-------- MATERIAL TO PROCESS --------

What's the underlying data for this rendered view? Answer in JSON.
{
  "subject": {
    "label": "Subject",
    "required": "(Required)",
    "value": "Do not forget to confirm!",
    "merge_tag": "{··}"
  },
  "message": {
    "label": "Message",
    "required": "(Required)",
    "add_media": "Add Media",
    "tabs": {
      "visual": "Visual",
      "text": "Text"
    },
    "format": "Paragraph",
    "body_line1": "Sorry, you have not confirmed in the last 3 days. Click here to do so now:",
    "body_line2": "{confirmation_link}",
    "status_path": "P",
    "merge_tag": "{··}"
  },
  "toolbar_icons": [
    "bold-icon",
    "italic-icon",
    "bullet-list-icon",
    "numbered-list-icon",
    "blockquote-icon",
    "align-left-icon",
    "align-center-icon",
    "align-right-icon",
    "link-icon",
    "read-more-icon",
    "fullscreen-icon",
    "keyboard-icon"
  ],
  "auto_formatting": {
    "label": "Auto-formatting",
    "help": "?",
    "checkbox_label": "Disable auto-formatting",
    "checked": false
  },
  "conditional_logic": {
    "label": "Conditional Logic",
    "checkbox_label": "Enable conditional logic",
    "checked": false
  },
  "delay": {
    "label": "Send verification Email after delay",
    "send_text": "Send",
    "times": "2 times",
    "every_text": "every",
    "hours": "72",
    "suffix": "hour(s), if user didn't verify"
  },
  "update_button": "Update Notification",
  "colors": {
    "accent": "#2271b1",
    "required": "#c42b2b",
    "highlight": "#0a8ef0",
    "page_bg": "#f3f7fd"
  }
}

--------
-------- MATERIAL TO PROCESS --------

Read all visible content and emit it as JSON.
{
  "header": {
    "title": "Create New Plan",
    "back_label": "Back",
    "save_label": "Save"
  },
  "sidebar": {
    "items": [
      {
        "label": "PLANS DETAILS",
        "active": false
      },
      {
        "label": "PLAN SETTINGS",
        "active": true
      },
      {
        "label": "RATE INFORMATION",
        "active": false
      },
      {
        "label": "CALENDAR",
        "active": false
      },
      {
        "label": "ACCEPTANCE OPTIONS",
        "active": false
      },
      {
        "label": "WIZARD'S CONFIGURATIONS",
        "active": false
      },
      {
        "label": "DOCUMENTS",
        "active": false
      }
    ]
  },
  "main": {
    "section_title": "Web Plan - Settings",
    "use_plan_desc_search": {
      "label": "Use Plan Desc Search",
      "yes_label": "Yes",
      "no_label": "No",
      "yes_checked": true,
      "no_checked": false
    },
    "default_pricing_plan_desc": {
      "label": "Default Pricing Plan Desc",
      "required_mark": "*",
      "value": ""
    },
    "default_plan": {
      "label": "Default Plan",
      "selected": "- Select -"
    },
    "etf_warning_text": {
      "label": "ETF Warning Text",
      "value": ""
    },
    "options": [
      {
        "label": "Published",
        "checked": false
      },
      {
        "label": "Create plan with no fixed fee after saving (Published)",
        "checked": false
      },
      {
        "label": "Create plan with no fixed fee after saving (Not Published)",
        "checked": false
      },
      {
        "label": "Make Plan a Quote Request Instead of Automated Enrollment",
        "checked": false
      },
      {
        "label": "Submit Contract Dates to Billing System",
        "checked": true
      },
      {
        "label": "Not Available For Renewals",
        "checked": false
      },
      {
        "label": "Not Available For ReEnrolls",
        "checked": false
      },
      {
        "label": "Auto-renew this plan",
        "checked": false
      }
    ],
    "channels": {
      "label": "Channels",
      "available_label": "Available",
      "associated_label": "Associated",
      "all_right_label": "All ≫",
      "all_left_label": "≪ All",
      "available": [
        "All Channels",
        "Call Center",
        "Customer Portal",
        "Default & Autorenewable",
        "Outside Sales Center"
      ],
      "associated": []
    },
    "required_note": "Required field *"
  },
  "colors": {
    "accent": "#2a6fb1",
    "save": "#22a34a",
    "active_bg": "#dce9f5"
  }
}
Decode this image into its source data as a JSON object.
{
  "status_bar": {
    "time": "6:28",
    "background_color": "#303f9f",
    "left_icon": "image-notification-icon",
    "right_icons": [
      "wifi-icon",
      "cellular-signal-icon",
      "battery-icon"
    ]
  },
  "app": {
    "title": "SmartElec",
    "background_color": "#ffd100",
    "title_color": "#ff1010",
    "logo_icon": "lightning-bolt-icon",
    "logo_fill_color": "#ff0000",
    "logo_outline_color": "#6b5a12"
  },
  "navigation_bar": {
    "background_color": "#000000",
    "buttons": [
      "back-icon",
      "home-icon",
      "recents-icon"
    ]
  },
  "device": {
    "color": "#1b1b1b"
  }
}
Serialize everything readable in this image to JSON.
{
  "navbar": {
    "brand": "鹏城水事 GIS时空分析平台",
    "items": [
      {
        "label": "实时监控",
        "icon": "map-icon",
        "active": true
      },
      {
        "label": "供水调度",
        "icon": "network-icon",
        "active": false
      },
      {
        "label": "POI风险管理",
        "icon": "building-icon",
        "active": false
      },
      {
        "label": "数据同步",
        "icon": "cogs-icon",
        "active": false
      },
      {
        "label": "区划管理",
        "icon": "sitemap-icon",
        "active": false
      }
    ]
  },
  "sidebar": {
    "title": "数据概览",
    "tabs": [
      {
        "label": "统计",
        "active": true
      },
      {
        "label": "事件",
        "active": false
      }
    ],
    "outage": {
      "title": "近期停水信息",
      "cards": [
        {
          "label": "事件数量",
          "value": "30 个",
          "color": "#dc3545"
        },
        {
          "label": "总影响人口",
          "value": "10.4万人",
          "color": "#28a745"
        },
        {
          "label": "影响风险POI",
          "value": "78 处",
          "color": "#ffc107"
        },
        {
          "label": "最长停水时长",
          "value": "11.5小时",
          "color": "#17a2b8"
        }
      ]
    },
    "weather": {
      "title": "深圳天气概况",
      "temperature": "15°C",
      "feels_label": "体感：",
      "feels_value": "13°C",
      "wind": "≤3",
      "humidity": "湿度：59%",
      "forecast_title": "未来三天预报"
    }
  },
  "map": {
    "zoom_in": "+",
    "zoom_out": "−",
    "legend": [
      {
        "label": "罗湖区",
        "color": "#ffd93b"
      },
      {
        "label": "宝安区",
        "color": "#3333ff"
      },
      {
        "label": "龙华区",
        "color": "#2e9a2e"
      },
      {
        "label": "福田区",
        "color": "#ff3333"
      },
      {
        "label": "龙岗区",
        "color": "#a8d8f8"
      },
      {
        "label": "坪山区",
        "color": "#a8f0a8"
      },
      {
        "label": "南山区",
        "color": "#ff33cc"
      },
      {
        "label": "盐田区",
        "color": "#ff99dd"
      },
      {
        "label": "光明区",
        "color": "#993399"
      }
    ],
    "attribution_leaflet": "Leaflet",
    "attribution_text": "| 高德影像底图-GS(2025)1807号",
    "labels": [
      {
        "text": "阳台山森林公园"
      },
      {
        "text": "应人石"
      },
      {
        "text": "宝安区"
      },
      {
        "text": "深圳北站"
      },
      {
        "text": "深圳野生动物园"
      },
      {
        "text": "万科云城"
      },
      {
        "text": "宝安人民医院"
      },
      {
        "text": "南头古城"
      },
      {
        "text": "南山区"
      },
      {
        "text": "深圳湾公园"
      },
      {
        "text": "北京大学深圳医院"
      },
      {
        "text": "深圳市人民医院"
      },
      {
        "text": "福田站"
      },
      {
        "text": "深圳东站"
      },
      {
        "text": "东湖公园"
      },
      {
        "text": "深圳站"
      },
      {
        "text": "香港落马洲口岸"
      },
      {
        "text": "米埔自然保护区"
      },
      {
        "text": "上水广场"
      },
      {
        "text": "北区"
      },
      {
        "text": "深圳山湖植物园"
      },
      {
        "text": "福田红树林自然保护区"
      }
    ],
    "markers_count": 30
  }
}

--------
-------- MATERIAL TO PROCESS --------

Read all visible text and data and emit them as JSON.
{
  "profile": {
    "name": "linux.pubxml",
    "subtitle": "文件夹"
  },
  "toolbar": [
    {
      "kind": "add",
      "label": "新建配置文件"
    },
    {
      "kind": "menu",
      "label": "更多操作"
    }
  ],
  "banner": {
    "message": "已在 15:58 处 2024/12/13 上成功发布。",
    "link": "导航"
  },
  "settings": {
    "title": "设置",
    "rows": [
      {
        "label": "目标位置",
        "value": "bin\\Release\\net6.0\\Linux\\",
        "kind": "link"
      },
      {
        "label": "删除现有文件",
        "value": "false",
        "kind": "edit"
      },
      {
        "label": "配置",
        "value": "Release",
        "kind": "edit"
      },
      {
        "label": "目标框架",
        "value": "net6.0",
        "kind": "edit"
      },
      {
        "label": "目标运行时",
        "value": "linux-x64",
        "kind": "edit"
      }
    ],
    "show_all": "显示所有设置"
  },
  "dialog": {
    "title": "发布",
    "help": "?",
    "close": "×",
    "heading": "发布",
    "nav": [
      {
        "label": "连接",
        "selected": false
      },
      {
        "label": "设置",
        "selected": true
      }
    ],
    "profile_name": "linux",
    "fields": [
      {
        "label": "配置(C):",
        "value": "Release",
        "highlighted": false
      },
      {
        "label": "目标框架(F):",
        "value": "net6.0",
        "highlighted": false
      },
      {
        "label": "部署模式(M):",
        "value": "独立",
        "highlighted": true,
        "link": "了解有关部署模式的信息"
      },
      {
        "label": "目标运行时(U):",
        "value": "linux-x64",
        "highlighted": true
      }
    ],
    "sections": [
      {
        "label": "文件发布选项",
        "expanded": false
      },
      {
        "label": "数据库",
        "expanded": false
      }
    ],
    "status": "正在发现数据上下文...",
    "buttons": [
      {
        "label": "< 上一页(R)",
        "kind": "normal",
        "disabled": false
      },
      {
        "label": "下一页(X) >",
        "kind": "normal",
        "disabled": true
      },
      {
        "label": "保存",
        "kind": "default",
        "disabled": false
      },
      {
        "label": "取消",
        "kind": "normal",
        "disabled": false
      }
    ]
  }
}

--------

### THE EXERCISE
Note each line of the entries that has "visible" in it, and copy those lines.

### EXERCISE SOLUTION
Read all visible content and emit it as JSON.
Read all visible text and data and emit them as JSON.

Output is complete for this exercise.